● Zu lesender Text:
──────────────────────────────

Besuch in Polen Baerbock erteilt Reparationszahlungen eine Absage
In Polen traf Annalena Baerbock ihren Amtskollegen zu bilateralen Gesprächen. Dabei ging es neben dem Ukraine-Krieg auch um eine Forderung Polens.
Außenministerin Annalena Baerbock (Grüne) ist in Warschau mit ihrem polnischen Amtskollegen Zbigniew Rau zusammengekommen. Bei den Gesprächen standen mögliche weitere Hilfen für die Ukraine gegen den russischen Angriffskrieg sowie Reparationsforderungen der polnischen Regierung im Mittelpunkt.
Baerbock bezeichnete die deutsch-polnische Freundschaft als "unglaubliches Geschenk". Die Außenministerin habe bei einem Empfang in Polen zum Tag der Deutschen Einheit auch mit Menschen gesprochen, die unter der deutschen Besatzung gelitten haben. Sie sei dankbar für die Gespräche. Heute habe sie den Warschauer Friedhof und eine Ausstellung besucht. Im Namen Deutschlands wolle sie den Toten Respekt zollen.
Baerbock: "Das ist unsere Lebensversicherung"
Zum Thema Reparationen sagte Baerbock: "Ich glaube, es ist gut, dass wir heute persönlich darüber sprechen konnten." Deutschland stehe zu seiner historischen Verantwortung, es bleibe eine ewige Aufgabe, daran zu erinnern, was Deutschland Polen angetan habe "mit einer menschenverachtenden Unterdrückung". Man müsse die Erinnerung immer wieder wachhalten. Der Schmerz sei noch heute präsent, werde über Generationen vererbt. "Das ist uns in Deutschland vielleicht nicht immer bewusst, daran müssen wir uns allerdings immer wieder erinnern." Zu den Reparationsforderungen sagte Baerbock, es bleibe bei der Haltung der Bundesregierung. Die Frage der Reparationen sei aus Sicht der Bundesregierung "abgeschlossen".
Baerbock bekräftigte damit die seit vielen Jahren geltende offizielle Position Deutschlands, dass es keine rechtliche Grundlage für Reparationsforderungen aus Polen gebe. Polen strebt baldige Verhandlungen mit Deutschland über Reparationen an. Eine entsprechende diplomatische Note sei auf dem Weg nach Berlin, hieß es am Dienstag.

──────────────────────────────

● Bereitgestellte Datensätze:

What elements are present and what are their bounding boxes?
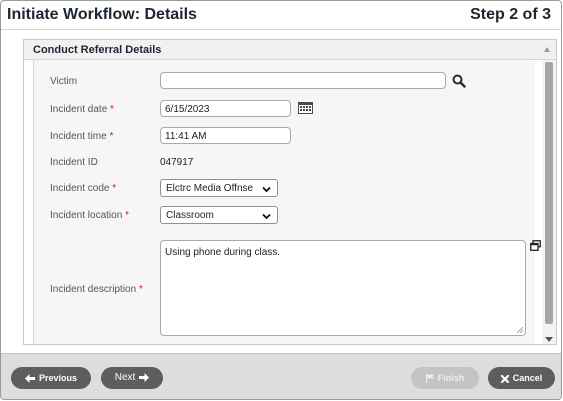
panel-scrollbar[interactable] [542,60,556,344]
incident-description-label: Incident description * [50,284,143,295]
victim-input[interactable] [160,72,446,89]
flag-icon [425,374,434,384]
incident-time-label: Incident time * [50,131,113,142]
incident-time-label-text: Incident time [50,131,107,142]
dialog-header: Initiate Workflow: Details Step 2 of 3 [1,1,561,30]
finish-button-label: Finish [437,373,465,383]
required-asterisk: * [138,284,143,295]
previous-button-label: Previous [38,373,78,383]
victim-label: Victim [50,76,77,87]
incident-date-input[interactable]: 6/15/2023 [160,100,291,117]
incident-code-label: Incident code * [50,183,116,194]
dialog-footer: Previous Next Finish Cancel [1,353,561,399]
incident-location-label: Incident location * [50,210,129,221]
incident-code-select[interactable]: Elctrc Media Offnse [160,179,278,197]
next-button[interactable]: Next [101,367,163,389]
expand-icon[interactable] [530,240,541,251]
incident-id-value: 047917 [160,157,194,168]
finish-button: Finish [411,367,479,389]
incident-id-label-text: Incident ID [50,157,98,168]
arrow-right-icon [139,372,150,382]
scroll-down-icon[interactable] [545,337,553,342]
incident-description-textarea[interactable]: Using phone during class. [160,240,526,336]
search-icon[interactable] [452,74,466,88]
incident-date-label-text: Incident date [50,104,108,115]
resize-grip-icon[interactable] [516,326,523,333]
incident-code-label-text: Incident code [50,183,110,194]
incident-description-label-text: Incident description [50,284,137,295]
chevron-down-icon [262,186,271,193]
incident-time-input[interactable]: 11:41 AM [160,127,291,144]
victim-label-text: Victim [50,76,78,87]
incident-description-text: Using phone during class. [165,247,281,258]
required-asterisk: * [109,131,114,142]
incident-date-label: Incident date * [50,104,114,115]
incident-location-selected-value: Classroom [166,210,214,221]
workflow-dialog: Initiate Workflow: Details Step 2 of 3 C… [0,0,562,400]
close-icon [500,374,509,383]
panel-header: Conduct Referral Details [24,40,556,60]
required-asterisk: * [125,210,129,221]
chevron-down-icon [262,213,271,220]
incident-code-selected-value: Elctrc Media Offnse [166,183,254,194]
required-asterisk: * [112,183,117,194]
incident-location-select[interactable]: Classroom [160,206,278,224]
step-indicator: Step 2 of 3 [470,6,551,23]
scroll-up-icon[interactable] [544,47,550,52]
required-asterisk: * [110,104,114,115]
panel-title: Conduct Referral Details [33,44,162,56]
scrollbar-thumb[interactable] [545,62,553,324]
calendar-icon[interactable] [298,102,313,114]
conduct-referral-panel: Conduct Referral Details Victim Incident… [23,39,557,345]
incident-id-label: Incident ID [50,157,98,168]
arrow-left-icon [24,374,35,384]
next-button-label: Next [114,372,136,383]
dialog-title: Initiate Workflow: Details [7,6,197,23]
previous-button[interactable]: Previous [11,367,91,389]
cancel-button[interactable]: Cancel [488,367,555,389]
form-body: Victim Incident date * 6/15/2023 Inciden… [33,60,541,344]
cancel-button-label: Cancel [512,373,543,383]
incident-location-label-text: Incident location [50,210,123,221]
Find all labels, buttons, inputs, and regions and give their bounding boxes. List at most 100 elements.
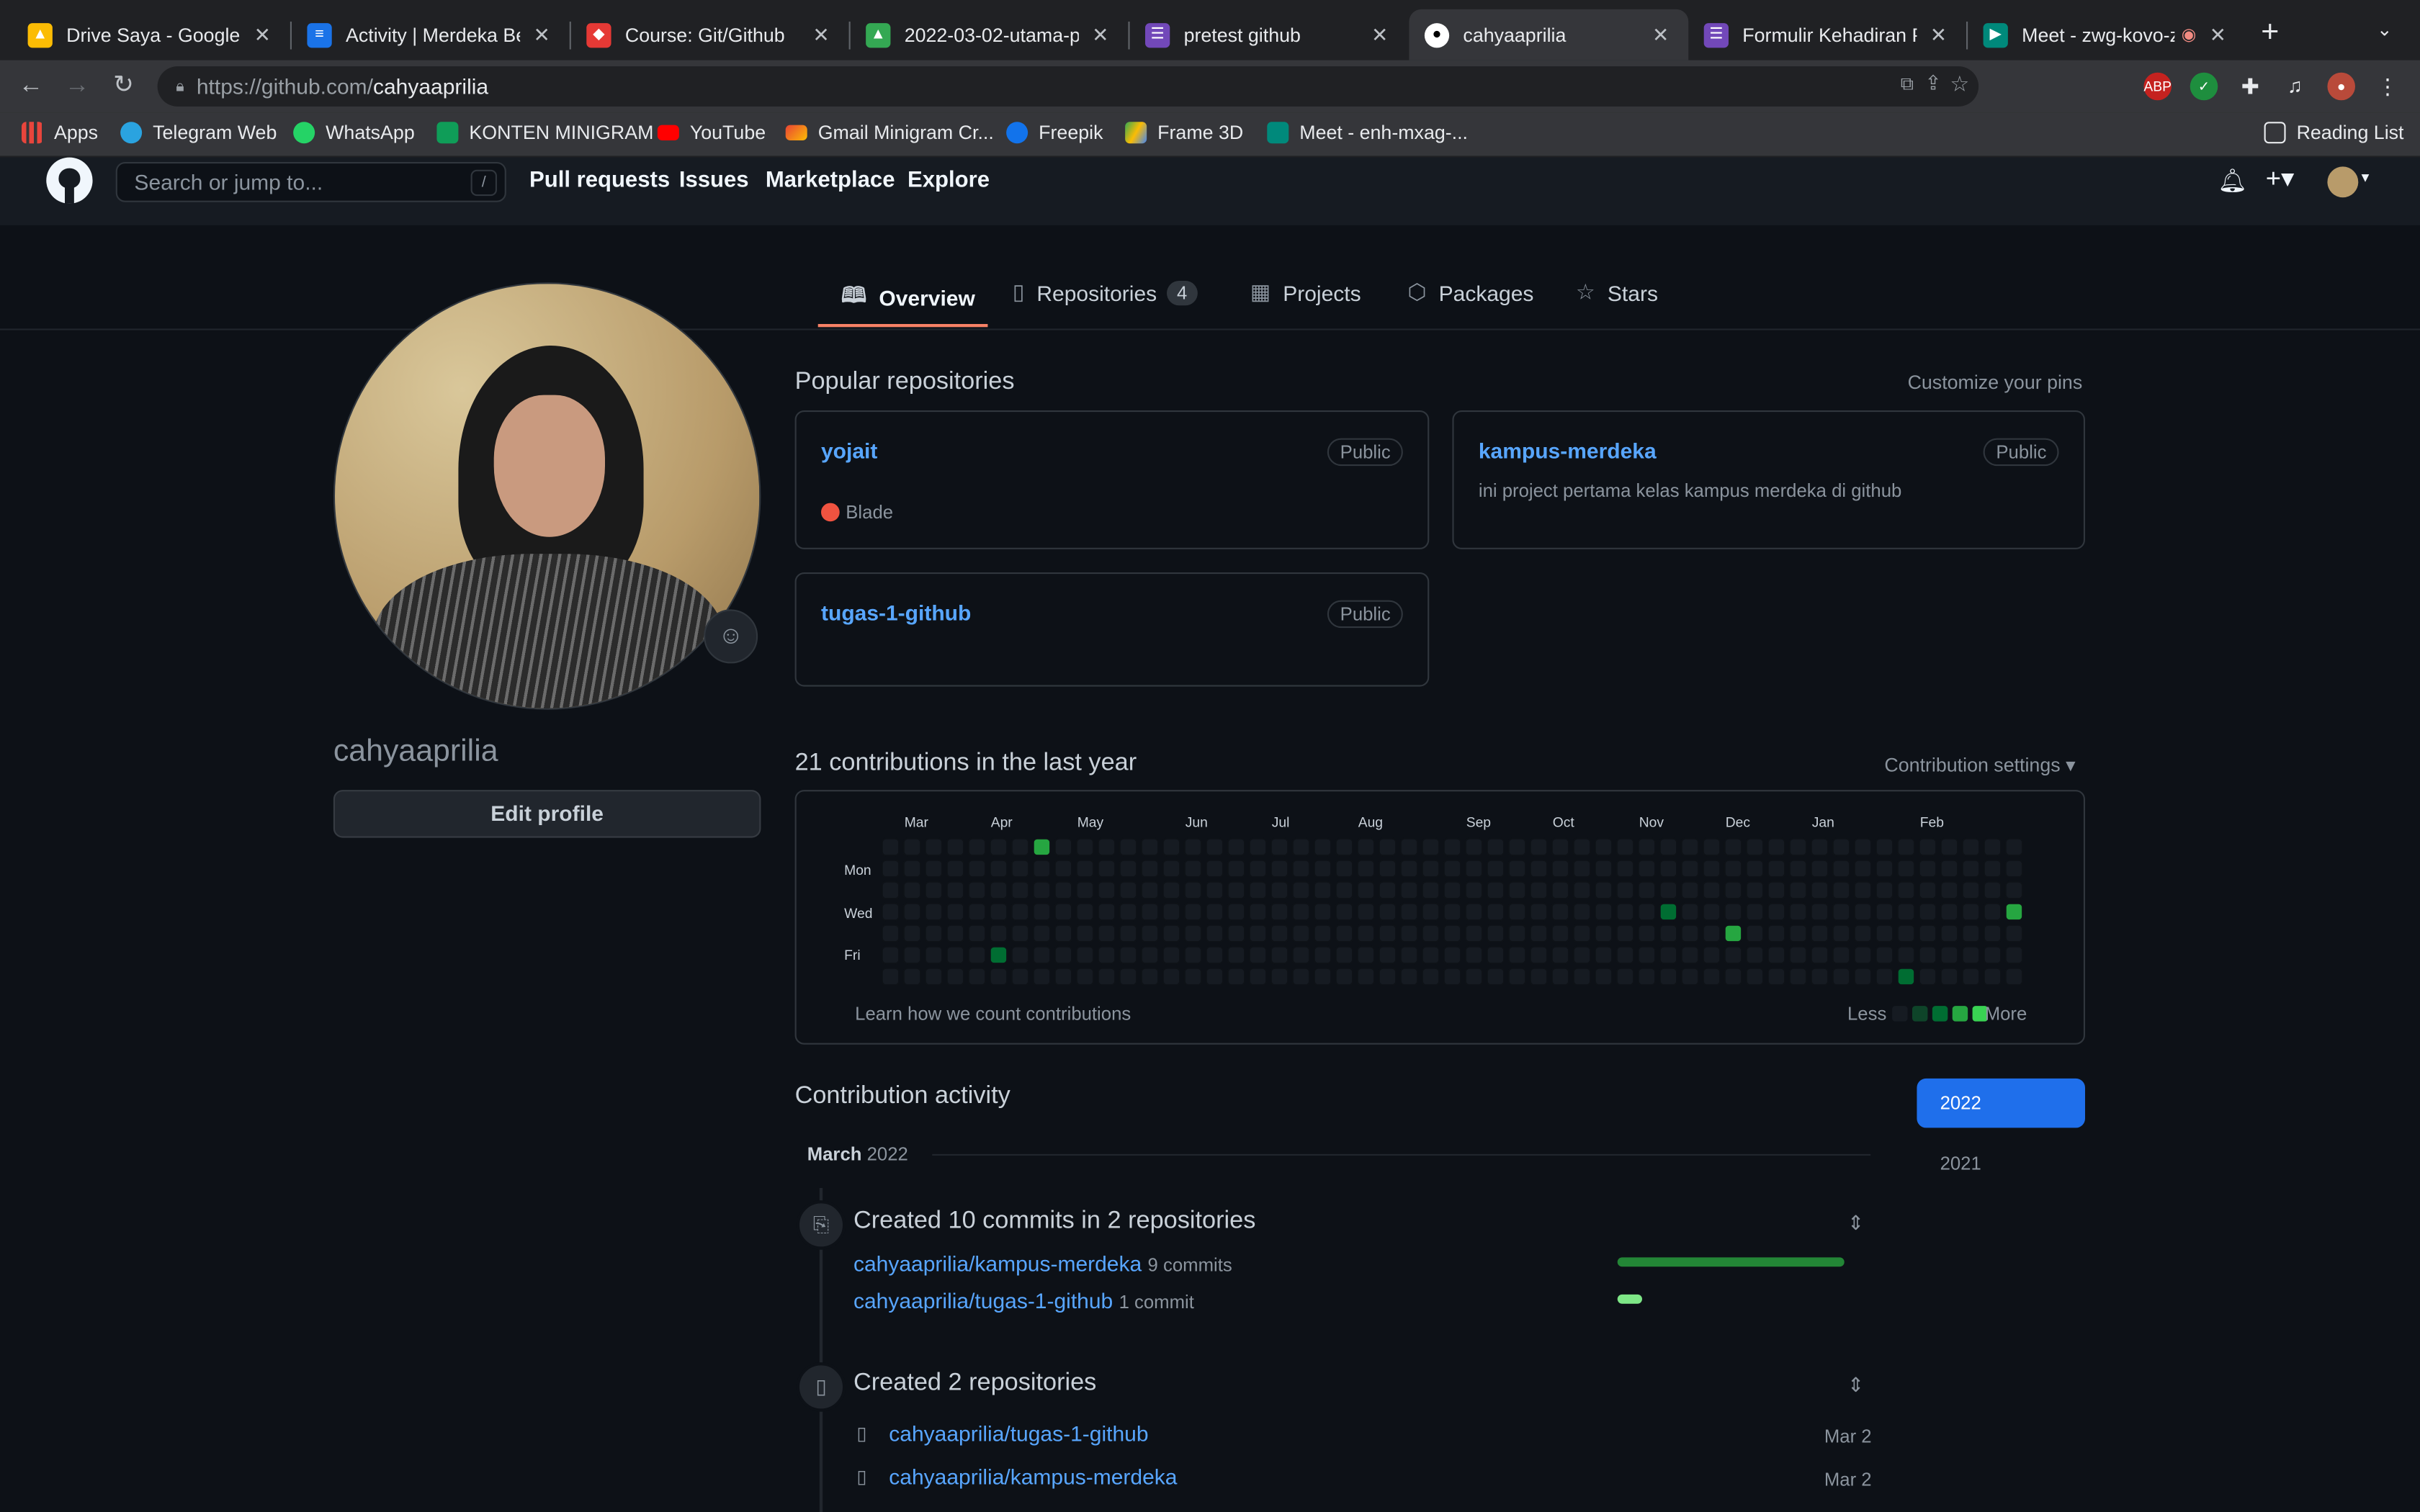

──────────────────────────────

● Aufgabe 1:
Geben Sie aus dem Artikel über Baerbocks Polenbesuch den Abschnitt zwischen „Außenministerin Annalena Baerbock“ und „Toten Respekt zollen.“ einschließlich wortgetreu aus.
● Aufgabe 2:
Stellen Sie die Zeilen der Datensätze zwischen der Zeile mit „panel-scrollbar[interactable] [542,60,556,344]“ und der Zeile mit „incident-code-label-text: Incident code“, beide einschließlich, als Markdown-Tabelle mit den Spalten „Nr“ und „Zeile“ dar. Leerzeilen lassen Sie dabei aus.
Der Artikel und die Datensätze stammen aus voneinander unabhängigen Quellen.

● Vollständige Ausgabe 1:
Außenministerin Annalena Baerbock (Grüne) ist in Warschau mit ihrem polnischen Amtskollegen Zbigniew Rau zusammengekommen. Bei den Gesprächen standen mögliche weitere Hilfen für die Ukraine gegen den russischen Angriffskrieg sowie Reparationsforderungen der polnischen Regierung im Mittelpunkt.
Baerbock bezeichnete die deutsch-polnische Freundschaft als "unglaubliches Geschenk". Die Außenministerin habe bei einem Empfang in Polen zum Tag der Deutschen Einheit auch mit Menschen gesprochen, die unter der deutschen Besatzung gelitten haben. Sie sei dankbar für die Gespräche. Heute habe sie den Warschauer Friedhof und eine Ausstellung besucht. Im Namen Deutschlands wolle sie den Toten Respekt zollen.

● Vollständige Ausgabe 2:
| Nr | Zeile |
|---|---|
| 1 | panel-scrollbar[interactable] [542,60,556,344] |
| 2 | incident-description-label: Incident description * [50,284,143,295] |
| 3 | victim-input[interactable] [160,72,446,89] |
| 4 | flag-icon [425,374,434,384] |
| 5 | incident-time-label: Incident time * [50,131,113,142] |
| 6 | incident-time-label-text: Incident time [50,131,107,142] |
| 7 | dialog-header: Initiate Workflow: Details Step 2 of 3 [1,1,561,30] |
| 8 | finish-button-label: Finish [437,373,465,383] |
| 9 | required-asterisk: * [138,284,143,295] |
| 10 | previous-button-label: Previous [38,373,78,383] |
| 11 | victim-label: Victim [50,76,77,87] |
| 12 | incident-date-input[interactable]: 6/15/2023 [160,100,291,117] |
| 13 | incident-code-label: Incident code * [50,183,116,194] |
| 14 | dialog-footer: Previous Next Finish Cancel [1,353,561,399] |
| 15 | incident-location-label: Incident location * [50,210,129,221] |
| 16 | incident-code-select[interactable]: Elctrc Media Offnse [160,179,278,197] |
| 17 | next-button[interactable]: Next [101,367,163,389] |
| 18 | expand-icon[interactable] [530,240,541,251] |
| 19 | incident-id-value: 047917 [160,157,194,168] |
| 20 | finish-button: Finish [411,367,479,389] |
| 21 | incident-id-label-text: Incident ID [50,157,98,168] |
| 22 | arrow-right-icon [139,372,150,382] |
| 23 | scroll-down-icon[interactable] [545,337,553,342] |
| 24 | incident-description-textarea[interactable]: Using phone during class. [160,240,526,336] |
| 25 | search-icon[interactable] [452,74,466,88] |
| 26 | incident-date-label-text: Incident date [50,104,108,115] |
| 27 | resize-grip-icon[interactable] [516,326,523,333] |
| 28 | incident-code-label-text: Incident code [50,183,110,194] |